Element region listings:
— Start —

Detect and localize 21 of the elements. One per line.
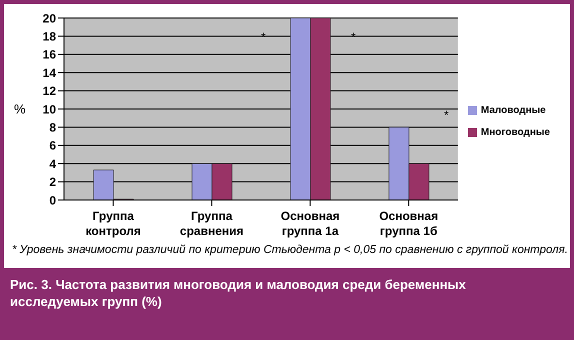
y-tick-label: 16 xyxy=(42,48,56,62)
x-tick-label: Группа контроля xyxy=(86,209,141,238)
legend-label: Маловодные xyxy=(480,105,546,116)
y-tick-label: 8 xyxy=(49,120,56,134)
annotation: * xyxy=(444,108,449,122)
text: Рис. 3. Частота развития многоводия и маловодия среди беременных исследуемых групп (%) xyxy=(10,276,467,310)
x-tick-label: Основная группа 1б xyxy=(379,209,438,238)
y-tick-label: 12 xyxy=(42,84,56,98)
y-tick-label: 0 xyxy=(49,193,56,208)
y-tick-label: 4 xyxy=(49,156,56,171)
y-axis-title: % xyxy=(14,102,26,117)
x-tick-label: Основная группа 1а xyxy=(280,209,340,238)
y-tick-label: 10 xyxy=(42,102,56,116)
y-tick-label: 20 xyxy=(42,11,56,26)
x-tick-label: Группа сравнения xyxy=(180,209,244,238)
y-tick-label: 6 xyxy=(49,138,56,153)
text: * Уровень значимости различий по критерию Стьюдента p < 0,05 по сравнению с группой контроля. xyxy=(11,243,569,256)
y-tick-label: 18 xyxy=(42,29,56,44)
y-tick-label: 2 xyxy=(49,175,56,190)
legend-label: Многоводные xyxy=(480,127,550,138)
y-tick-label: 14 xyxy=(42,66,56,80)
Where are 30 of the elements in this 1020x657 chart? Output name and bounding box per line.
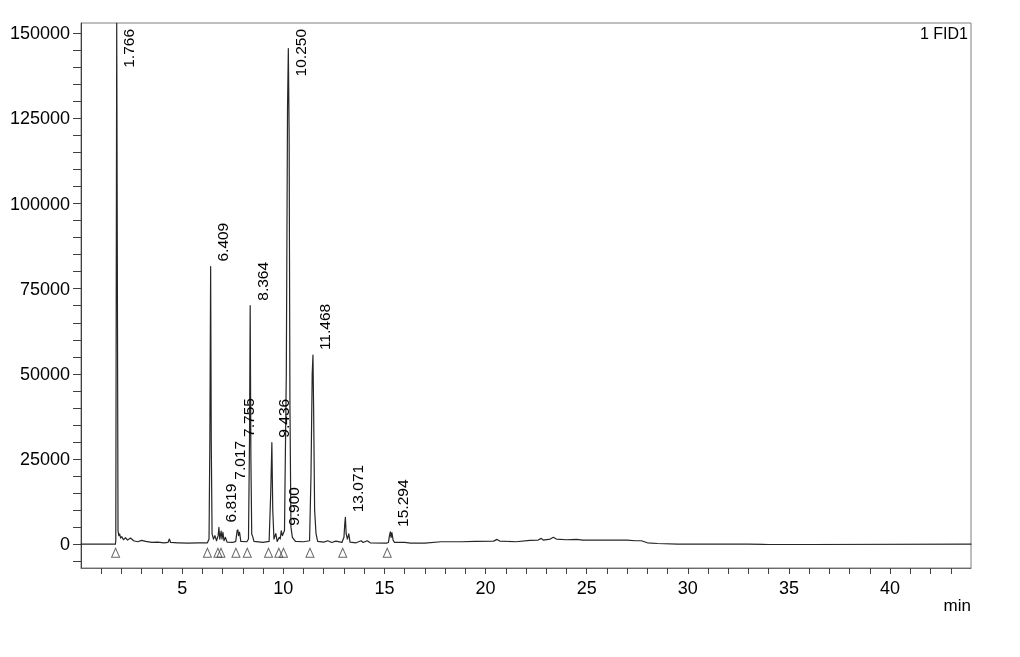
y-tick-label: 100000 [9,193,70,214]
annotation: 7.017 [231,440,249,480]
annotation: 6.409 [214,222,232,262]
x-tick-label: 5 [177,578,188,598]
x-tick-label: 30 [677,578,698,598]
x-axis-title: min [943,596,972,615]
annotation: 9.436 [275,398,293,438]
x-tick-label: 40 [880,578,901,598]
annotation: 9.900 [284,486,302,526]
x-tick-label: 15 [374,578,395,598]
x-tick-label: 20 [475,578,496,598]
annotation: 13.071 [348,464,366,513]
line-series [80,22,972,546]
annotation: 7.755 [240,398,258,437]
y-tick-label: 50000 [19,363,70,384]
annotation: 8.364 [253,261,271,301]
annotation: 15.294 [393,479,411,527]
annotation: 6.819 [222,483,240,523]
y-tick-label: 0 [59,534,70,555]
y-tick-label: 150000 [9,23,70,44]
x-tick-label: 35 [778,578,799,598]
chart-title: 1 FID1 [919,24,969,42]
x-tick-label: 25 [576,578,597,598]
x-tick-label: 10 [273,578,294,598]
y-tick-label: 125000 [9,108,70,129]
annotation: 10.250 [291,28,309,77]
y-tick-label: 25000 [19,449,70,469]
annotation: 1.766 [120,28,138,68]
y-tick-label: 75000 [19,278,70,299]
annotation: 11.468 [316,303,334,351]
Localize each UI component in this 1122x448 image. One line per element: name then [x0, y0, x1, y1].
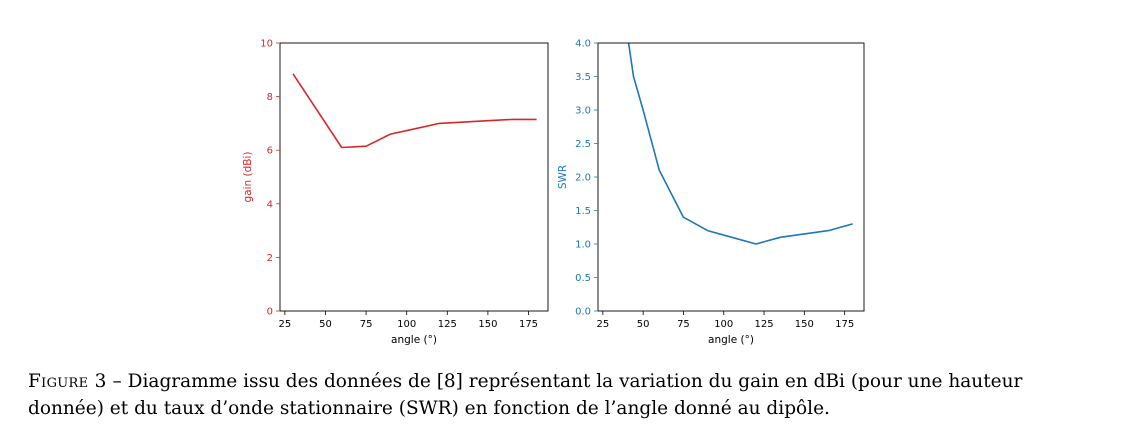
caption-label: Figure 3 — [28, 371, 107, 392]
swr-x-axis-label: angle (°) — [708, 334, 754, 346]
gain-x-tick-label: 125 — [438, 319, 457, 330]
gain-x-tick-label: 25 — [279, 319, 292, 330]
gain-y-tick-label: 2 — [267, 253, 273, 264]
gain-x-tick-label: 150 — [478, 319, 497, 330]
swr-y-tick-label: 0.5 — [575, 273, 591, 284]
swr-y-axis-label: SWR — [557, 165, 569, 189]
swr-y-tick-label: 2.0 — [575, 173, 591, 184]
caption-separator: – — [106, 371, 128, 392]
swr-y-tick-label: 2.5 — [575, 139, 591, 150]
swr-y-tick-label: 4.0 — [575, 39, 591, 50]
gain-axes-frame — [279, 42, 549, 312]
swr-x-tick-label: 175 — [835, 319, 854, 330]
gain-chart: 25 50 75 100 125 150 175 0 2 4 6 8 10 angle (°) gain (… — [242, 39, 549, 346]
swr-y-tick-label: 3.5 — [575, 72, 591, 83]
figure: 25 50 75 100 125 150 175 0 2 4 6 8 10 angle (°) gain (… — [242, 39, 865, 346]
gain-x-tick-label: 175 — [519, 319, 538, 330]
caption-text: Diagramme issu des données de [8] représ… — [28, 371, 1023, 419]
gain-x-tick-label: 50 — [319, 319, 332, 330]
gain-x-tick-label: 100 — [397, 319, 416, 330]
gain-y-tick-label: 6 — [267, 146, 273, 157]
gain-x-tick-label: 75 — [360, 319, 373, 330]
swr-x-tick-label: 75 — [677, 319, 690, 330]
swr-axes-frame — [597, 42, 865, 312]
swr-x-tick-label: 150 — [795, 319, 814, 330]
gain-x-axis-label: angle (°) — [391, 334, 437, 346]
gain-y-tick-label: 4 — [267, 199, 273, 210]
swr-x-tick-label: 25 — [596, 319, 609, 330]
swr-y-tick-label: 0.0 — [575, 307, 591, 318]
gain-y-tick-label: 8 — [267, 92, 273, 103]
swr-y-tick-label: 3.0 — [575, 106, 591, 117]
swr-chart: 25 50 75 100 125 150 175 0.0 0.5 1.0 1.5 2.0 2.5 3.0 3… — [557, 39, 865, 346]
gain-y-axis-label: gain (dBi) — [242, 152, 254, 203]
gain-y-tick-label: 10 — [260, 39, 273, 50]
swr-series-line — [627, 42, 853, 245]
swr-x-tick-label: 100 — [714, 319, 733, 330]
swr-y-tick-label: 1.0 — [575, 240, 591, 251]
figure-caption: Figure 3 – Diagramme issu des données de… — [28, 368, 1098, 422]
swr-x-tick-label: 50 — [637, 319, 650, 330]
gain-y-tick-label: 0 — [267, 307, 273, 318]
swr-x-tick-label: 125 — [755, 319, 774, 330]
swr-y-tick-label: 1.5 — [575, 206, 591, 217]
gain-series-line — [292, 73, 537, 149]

— End —

WHAT IS EXPECTED ->
Lay out every line of the rows above as a numbered list, skipping blank lines and omitting the pictures.

OUTPUT OF THE EXERCISE ->
1. Detect and localize 21 of the elements. One per line.
2. y-tick-label: 16 xyxy=(42,48,56,62)
3. x-tick-label: Группа контроля xyxy=(86,209,141,238)
4. legend-label: Маловодные xyxy=(480,105,546,116)
5. y-tick-label: 8 xyxy=(49,120,56,134)
6. annotation: * xyxy=(444,108,449,122)
7. text: Рис. 3. Частота развития многоводия и маловодия среди беременных исследуемых групп (%) xyxy=(10,276,467,310)
8. x-tick-label: Основная группа 1б xyxy=(379,209,438,238)
9. y-tick-label: 12 xyxy=(42,84,56,98)
10. y-tick-label: 0 xyxy=(49,193,56,208)
11. y-tick-label: 4 xyxy=(49,156,56,171)
12. y-axis-title: % xyxy=(14,102,26,117)
13. x-tick-label: Основная группа 1а xyxy=(280,209,340,238)
14. y-tick-label: 10 xyxy=(42,102,56,116)
15. y-tick-label: 20 xyxy=(42,11,56,26)
16. x-tick-label: Группа сравнения xyxy=(180,209,244,238)
17. y-tick-label: 6 xyxy=(49,138,56,153)
18. text: * Уровень значимости различий по критерию Стьюдента p < 0,05 по сравнению с группой контроля. xyxy=(11,243,569,256)
19. y-tick-label: 18 xyxy=(42,29,56,44)
20. y-tick-label: 2 xyxy=(49,175,56,190)
21. legend-label: Многоводные xyxy=(480,127,550,138)
22. y-tick-label: 14 xyxy=(42,66,56,80)
23. Where are 30 of the elements in this 1020x657 chart? Output name and bounding box per line.
24. y-tick-label: 100000 [9,193,70,214]
25. annotation: 7.017 [231,440,249,480]
26. annotation: 6.409 [214,222,232,262]
27. x-tick-label: 5 [177,578,188,598]
28. x-tick-label: 30 [677,578,698,598]
29. x-axis-title: min [943,596,972,615]
30. annotation: 9.436 [275,398,293,438]
31. x-tick-label: 40 [880,578,901,598]
32. annotation: 9.900 [284,486,302,526]
33. x-tick-label: 15 [374,578,395,598]
34. x-tick-label: 20 [475,578,496,598]
35. annotation: 13.071 [348,464,366,513]
36. line-series [80,22,972,546]
37. annotation: 7.755 [240,398,258,437]
38. y-tick-label: 50000 [19,363,70,384]
39. annotation: 8.364 [253,261,271,301]
40. annotation: 15.294 [393,479,411,527]
41. annotation: 6.819 [222,483,240,523]
42. y-tick-label: 0 [59,534,70,555]
43. y-tick-label: 150000 [9,23,70,44]
44. x-tick-label: 35 [778,578,799,598]
45. chart-title: 1 FID1 [919,24,969,42]
46. x-tick-label: 25 [576,578,597,598]
47. x-tick-label: 10 [273,578,294,598]
48. y-tick-label: 125000 [9,108,70,129]
49. annotation: 10.250 [291,28,309,77]
50. y-tick-label: 25000 [19,449,70,469]
51. annotation: 1.766 [120,28,138,68]
52. y-tick-label: 75000 [19,278,70,299]
53. annotation: 11.468 [316,303,334,351]
54. Localize each UI component in this 1122x448 image. One line per element: name then [x0, y0, x1, y1].
55. caption-label: Figure 3 — [28, 371, 107, 392]
56. swr-x-axis-label: angle (°) — [708, 334, 754, 346]
57. gain-x-tick-label: 125 — [438, 319, 457, 330]
58. gain-x-tick-label: 25 — [279, 319, 292, 330]
59. gain-y-tick-label: 2 — [267, 253, 273, 264]
60. gain-x-tick-label: 150 — [478, 319, 497, 330]
61. swr-y-tick-label: 0.5 — [575, 273, 591, 284]
62. swr-y-axis-label: SWR — [557, 165, 569, 189]
63. swr-y-tick-label: 2.0 — [575, 173, 591, 184]
64. caption-separator: – — [106, 371, 128, 392]
65. swr-y-tick-label: 2.5 — [575, 139, 591, 150]
66. swr-y-tick-label: 4.0 — [575, 39, 591, 50]
67. gain-axes-frame — [279, 42, 549, 312]
68. swr-x-tick-label: 175 — [835, 319, 854, 330]
69. gain-chart: 25 50 75 100 125 150 175 0 2 4 6 8 10 angle (°) gain (… — [242, 39, 549, 346]
70. swr-y-tick-label: 3.5 — [575, 72, 591, 83]
71. figure: 25 50 75 100 125 150 175 0 2 4 6 8 10 angle (°) gain (… — [242, 39, 865, 346]
72. gain-x-tick-label: 175 — [519, 319, 538, 330]
73. caption-text: Diagramme issu des données de [8] représ… — [28, 371, 1023, 419]
74. gain-x-tick-label: 50 — [319, 319, 332, 330]
75. gain-x-tick-label: 100 — [397, 319, 416, 330]
76. gain-y-tick-label: 6 — [267, 146, 273, 157]
77. gain-x-tick-label: 75 — [360, 319, 373, 330]
78. swr-x-tick-label: 75 — [677, 319, 690, 330]
79. swr-axes-frame — [597, 42, 865, 312]
80. swr-x-tick-label: 150 — [795, 319, 814, 330]
81. gain-x-axis-label: angle (°) — [391, 334, 437, 346]
82. gain-y-tick-label: 4 — [267, 199, 273, 210]
83. swr-x-tick-label: 25 — [596, 319, 609, 330]
84. swr-y-tick-label: 0.0 — [575, 307, 591, 318]
85. gain-y-tick-label: 8 — [267, 92, 273, 103]
86. swr-y-tick-label: 3.0 — [575, 106, 591, 117]
87. swr-chart: 25 50 75 100 125 150 175 0.0 0.5 1.0 1.5 2.0 2.5 3.0 3… — [557, 39, 865, 346]
88. gain-y-axis-label: gain (dBi) — [242, 152, 254, 203]
89. gain-y-tick-label: 10 — [260, 39, 273, 50]
90. swr-series-line — [627, 42, 853, 245]
91. swr-x-tick-label: 100 — [714, 319, 733, 330]
92. swr-y-tick-label: 1.0 — [575, 240, 591, 251]
93. figure-caption: Figure 3 – Diagramme issu des données de… — [28, 368, 1098, 422]
94. swr-x-tick-label: 50 — [637, 319, 650, 330]
95. gain-y-tick-label: 0 — [267, 307, 273, 318]
96. swr-x-tick-label: 125 — [755, 319, 774, 330]
97. swr-y-tick-label: 1.5 — [575, 206, 591, 217]
98. gain-series-line — [292, 73, 537, 149]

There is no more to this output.